• _Material for this task_

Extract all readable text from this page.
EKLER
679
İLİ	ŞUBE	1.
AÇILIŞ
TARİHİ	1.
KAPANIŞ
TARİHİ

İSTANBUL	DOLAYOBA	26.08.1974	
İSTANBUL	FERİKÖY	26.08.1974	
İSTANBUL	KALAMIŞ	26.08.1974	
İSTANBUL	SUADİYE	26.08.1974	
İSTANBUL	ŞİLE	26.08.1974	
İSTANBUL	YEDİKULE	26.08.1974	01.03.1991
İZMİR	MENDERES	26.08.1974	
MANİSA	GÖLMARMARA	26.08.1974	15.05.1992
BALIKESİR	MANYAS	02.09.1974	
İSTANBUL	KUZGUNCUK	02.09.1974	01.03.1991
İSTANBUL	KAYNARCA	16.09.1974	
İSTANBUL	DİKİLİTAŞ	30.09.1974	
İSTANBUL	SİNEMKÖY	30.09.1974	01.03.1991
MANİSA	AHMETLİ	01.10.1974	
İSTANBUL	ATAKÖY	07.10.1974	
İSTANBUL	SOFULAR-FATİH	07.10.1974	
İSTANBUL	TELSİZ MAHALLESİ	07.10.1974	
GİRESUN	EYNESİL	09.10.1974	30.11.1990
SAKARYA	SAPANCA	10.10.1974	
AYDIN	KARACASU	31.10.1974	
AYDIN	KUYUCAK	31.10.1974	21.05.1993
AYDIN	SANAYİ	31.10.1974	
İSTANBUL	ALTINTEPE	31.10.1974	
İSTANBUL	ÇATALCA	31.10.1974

• _Goal_
Work out how many lines of the material above contain the word "AYDIN", then give only that figure.

• _Task response_
3